- _GIVEN EXERCISE_: How many lines of the records below contain the word "name"? Answer with the number alone.

══ INFORMATION SUPPLIED

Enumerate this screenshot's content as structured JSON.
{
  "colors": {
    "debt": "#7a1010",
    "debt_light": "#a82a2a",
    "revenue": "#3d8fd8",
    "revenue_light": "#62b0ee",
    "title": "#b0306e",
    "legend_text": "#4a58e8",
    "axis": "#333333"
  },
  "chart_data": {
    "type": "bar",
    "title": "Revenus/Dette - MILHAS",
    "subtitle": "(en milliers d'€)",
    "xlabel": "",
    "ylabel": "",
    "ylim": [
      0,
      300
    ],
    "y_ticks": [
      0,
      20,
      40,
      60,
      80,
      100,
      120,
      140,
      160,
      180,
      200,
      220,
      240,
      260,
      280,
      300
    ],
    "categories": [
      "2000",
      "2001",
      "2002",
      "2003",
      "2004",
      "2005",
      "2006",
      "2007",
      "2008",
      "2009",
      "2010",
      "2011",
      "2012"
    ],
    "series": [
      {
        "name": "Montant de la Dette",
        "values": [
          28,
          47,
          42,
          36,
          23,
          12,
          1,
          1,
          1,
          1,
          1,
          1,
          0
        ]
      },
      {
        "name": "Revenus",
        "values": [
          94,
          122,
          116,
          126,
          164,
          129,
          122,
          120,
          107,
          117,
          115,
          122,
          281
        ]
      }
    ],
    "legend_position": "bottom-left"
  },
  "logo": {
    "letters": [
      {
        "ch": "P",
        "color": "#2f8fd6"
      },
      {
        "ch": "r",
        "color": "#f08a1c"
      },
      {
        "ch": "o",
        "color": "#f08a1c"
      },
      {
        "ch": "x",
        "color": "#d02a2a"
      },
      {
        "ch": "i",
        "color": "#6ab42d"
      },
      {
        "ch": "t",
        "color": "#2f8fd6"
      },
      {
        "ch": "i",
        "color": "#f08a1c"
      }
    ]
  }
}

════

- _FULL OUTPUT_: 2